- Exercise description: Where a line holds "состоит", copy it.

Data extracted from a collection:
%%
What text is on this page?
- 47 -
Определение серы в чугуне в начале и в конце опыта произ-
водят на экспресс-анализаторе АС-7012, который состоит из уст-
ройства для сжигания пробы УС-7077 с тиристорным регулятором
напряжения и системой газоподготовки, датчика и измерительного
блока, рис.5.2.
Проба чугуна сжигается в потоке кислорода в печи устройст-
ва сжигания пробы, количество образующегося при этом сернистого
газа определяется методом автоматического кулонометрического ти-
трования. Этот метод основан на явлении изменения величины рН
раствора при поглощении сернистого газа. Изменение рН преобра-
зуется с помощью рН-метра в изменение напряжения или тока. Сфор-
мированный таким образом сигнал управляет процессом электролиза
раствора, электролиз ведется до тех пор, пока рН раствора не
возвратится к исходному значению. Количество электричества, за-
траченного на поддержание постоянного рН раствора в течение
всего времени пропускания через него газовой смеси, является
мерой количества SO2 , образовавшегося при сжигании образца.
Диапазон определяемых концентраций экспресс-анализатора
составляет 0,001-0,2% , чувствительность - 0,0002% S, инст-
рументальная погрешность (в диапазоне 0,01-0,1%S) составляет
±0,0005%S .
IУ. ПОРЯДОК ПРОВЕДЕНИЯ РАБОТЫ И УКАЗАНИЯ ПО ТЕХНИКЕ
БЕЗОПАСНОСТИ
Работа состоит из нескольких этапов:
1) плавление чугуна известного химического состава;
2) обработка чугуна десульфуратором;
%%
- Answer for the task:
водят на экспресс-анализаторе АС-7012, который состоит из уст-
Работа состоит из нескольких этапов:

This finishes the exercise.